What this task involves
Please list all lines of the material below in which the string "label" occurs.

Records that describe figures
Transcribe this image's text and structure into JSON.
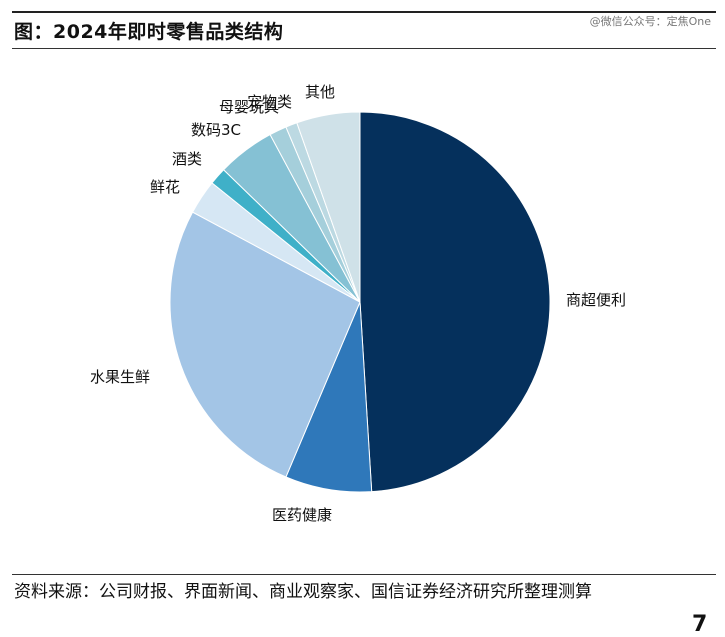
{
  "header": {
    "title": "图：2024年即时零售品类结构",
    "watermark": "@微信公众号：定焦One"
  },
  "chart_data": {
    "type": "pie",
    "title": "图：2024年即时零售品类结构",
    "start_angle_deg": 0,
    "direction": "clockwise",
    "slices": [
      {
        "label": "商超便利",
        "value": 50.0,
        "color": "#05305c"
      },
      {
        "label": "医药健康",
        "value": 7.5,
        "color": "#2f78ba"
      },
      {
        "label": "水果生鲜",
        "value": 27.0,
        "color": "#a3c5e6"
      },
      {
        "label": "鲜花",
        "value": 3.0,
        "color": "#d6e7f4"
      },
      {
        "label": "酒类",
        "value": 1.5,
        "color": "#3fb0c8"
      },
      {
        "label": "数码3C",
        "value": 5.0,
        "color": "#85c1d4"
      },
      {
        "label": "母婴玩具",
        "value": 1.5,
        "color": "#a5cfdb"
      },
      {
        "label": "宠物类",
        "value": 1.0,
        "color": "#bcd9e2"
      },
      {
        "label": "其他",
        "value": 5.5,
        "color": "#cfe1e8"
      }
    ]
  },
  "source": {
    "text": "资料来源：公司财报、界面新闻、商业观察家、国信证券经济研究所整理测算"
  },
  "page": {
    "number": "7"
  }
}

Reply to the task
        "label": "商超便利",
        "label": "医药健康",
        "label": "水果生鲜",
        "label": "鲜花",
        "label": "酒类",
        "label": "数码3C",
        "label": "母婴玩具",
        "label": "宠物类",
        "label": "其他",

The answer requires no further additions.